The task — Each line of the listing must be transcribed exactly, except for the images, which should be excluded.

* begin *

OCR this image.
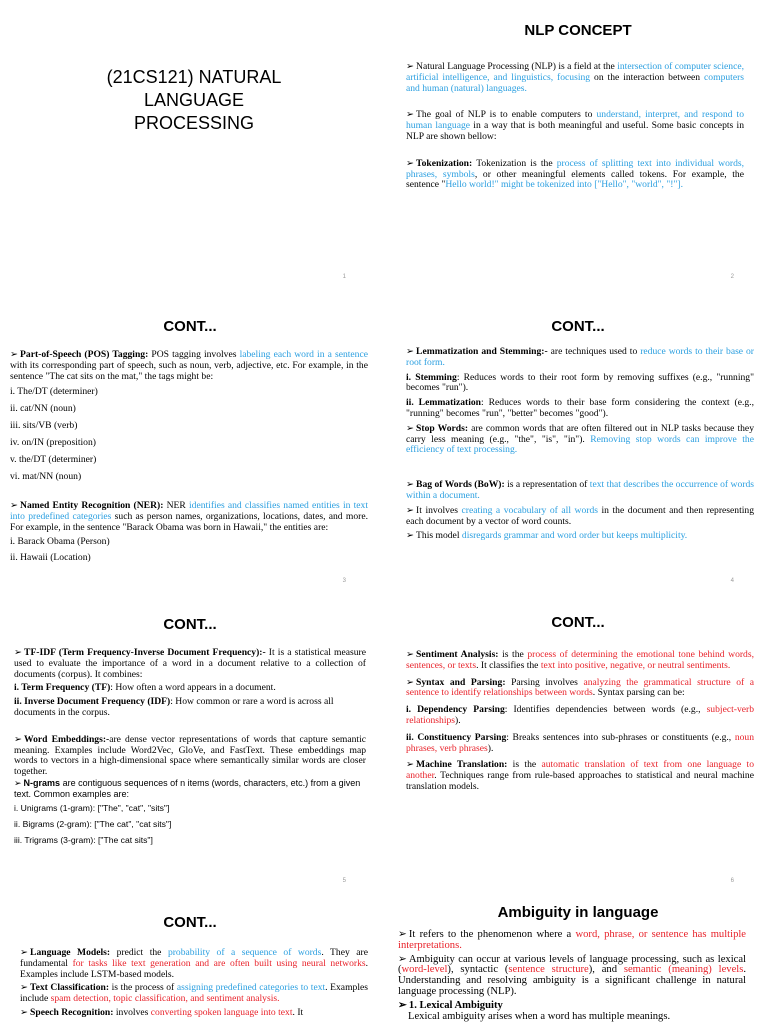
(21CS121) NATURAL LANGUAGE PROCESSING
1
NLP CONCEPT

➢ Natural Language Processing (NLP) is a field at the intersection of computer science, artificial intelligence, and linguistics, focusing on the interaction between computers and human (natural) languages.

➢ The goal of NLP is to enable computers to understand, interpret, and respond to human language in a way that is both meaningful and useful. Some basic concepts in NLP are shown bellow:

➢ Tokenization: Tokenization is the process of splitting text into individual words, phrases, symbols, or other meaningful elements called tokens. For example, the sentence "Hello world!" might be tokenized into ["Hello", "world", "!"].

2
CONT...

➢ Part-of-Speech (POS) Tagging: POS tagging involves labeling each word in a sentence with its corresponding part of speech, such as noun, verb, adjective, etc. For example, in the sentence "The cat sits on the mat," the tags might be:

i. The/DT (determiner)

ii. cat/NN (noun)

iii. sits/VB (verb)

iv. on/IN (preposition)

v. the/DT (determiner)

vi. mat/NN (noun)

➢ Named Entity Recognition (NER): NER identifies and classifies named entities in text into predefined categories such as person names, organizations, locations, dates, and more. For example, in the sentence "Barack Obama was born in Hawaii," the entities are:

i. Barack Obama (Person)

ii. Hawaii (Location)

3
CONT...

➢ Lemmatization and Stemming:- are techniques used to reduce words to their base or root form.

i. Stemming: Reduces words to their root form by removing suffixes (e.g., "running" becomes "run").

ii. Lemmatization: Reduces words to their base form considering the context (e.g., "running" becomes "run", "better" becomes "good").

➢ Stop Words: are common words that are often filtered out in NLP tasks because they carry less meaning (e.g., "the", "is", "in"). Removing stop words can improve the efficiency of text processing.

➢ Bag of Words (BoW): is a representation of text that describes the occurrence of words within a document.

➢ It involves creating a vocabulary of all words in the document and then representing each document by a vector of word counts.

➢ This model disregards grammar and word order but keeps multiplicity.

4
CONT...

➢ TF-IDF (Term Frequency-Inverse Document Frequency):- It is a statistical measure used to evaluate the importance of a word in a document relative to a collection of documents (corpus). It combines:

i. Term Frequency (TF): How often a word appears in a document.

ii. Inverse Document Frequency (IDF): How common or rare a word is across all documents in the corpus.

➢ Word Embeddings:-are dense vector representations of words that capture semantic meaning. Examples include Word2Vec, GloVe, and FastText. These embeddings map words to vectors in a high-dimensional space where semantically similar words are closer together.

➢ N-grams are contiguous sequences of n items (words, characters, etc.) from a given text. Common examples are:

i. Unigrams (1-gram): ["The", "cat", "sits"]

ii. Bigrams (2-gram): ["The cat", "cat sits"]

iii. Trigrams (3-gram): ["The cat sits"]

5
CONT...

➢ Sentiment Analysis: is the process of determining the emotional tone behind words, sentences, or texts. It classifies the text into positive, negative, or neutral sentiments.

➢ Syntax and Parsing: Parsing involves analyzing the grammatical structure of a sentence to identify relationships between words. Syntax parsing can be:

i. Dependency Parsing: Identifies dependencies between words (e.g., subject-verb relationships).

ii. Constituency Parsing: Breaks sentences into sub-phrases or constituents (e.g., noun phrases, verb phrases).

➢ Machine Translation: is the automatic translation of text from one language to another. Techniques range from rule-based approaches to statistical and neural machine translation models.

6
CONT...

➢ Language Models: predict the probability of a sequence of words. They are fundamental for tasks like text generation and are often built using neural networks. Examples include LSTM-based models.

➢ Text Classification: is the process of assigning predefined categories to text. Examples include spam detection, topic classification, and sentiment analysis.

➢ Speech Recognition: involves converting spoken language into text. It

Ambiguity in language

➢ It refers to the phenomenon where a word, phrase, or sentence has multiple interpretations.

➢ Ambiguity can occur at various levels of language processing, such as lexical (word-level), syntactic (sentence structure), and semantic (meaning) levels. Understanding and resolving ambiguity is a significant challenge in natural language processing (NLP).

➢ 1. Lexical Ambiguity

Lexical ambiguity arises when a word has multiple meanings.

* end *

Task answer —
OCR this image.
(21CS121) NATURAL LANGUAGE PROCESSING
1
NLP CONCEPT

➢ Natural Language Processing (NLP) is a field at the intersection of computer science, artificial intelligence, and linguistics, focusing on the interaction between computers and human (natural) languages.

➢ The goal of NLP is to enable computers to understand, interpret, and respond to human language in a way that is both meaningful and useful. Some basic concepts in NLP are shown bellow:

➢ Tokenization: Tokenization is the process of splitting text into individual words, phrases, symbols, or other meaningful elements called tokens. For example, the sentence "Hello world!" might be tokenized into ["Hello", "world", "!"].

2
CONT...

➢ Part-of-Speech (POS) Tagging: POS tagging involves labeling each word in a sentence with its corresponding part of speech, such as noun, verb, adjective, etc. For example, in the sentence "The cat sits on the mat," the tags might be:

i. The/DT (determiner)

ii. cat/NN (noun)

iii. sits/VB (verb)

iv. on/IN (preposition)

v. the/DT (determiner)

vi. mat/NN (noun)

➢ Named Entity Recognition (NER): NER identifies and classifies named entities in text into predefined categories such as person names, organizations, locations, dates, and more. For example, in the sentence "Barack Obama was born in Hawaii," the entities are:

i. Barack Obama (Person)

ii. Hawaii (Location)

3
CONT...

➢ Lemmatization and Stemming:- are techniques used to reduce words to their base or root form.

i. Stemming: Reduces words to their root form by removing suffixes (e.g., "running" becomes "run").

ii. Lemmatization: Reduces words to their base form considering the context (e.g., "running" becomes "run", "better" becomes "good").

➢ Stop Words: are common words that are often filtered out in NLP tasks because they carry less meaning (e.g., "the", "is", "in"). Removing stop words can improve the efficiency of text processing.

➢ Bag of Words (BoW): is a representation of text that describes the occurrence of words within a document.

➢ It involves creating a vocabulary of all words in the document and then representing each document by a vector of word counts.

➢ This model disregards grammar and word order but keeps multiplicity.

4
CONT...

➢ TF-IDF (Term Frequency-Inverse Document Frequency):- It is a statistical measure used to evaluate the importance of a word in a document relative to a collection of documents (corpus). It combines:

i. Term Frequency (TF): How often a word appears in a document.

ii. Inverse Document Frequency (IDF): How common or rare a word is across all documents in the corpus.

➢ Word Embeddings:-are dense vector representations of words that capture semantic meaning. Examples include Word2Vec, GloVe, and FastText. These embeddings map words to vectors in a high-dimensional space where semantically similar words are closer together.

➢ N-grams are contiguous sequences of n items (words, characters, etc.) from a given text. Common examples are:

i. Unigrams (1-gram): ["The", "cat", "sits"]

ii. Bigrams (2-gram): ["The cat", "cat sits"]

iii. Trigrams (3-gram): ["The cat sits"]

5
CONT...

➢ Sentiment Analysis: is the process of determining the emotional tone behind words, sentences, or texts. It classifies the text into positive, negative, or neutral sentiments.

➢ Syntax and Parsing: Parsing involves analyzing the grammatical structure of a sentence to identify relationships between words. Syntax parsing can be:

i. Dependency Parsing: Identifies dependencies between words (e.g., subject-verb relationships).

ii. Constituency Parsing: Breaks sentences into sub-phrases or constituents (e.g., noun phrases, verb phrases).

➢ Machine Translation: is the automatic translation of text from one language to another. Techniques range from rule-based approaches to statistical and neural machine translation models.

6
CONT...

➢ Language Models: predict the probability of a sequence of words. They are fundamental for tasks like text generation and are often built using neural networks. Examples include LSTM-based models.

➢ Text Classification: is the process of assigning predefined categories to text. Examples include spam detection, topic classification, and sentiment analysis.

➢ Speech Recognition: involves converting spoken language into text. It

Ambiguity in language

➢ It refers to the phenomenon where a word, phrase, or sentence has multiple interpretations.

➢ Ambiguity can occur at various levels of language processing, such as lexical (word-level), syntactic (sentence structure), and semantic (meaning) levels. Understanding and resolving ambiguity is a significant challenge in natural language processing (NLP).

➢ 1. Lexical Ambiguity

Lexical ambiguity arises when a word has multiple meanings.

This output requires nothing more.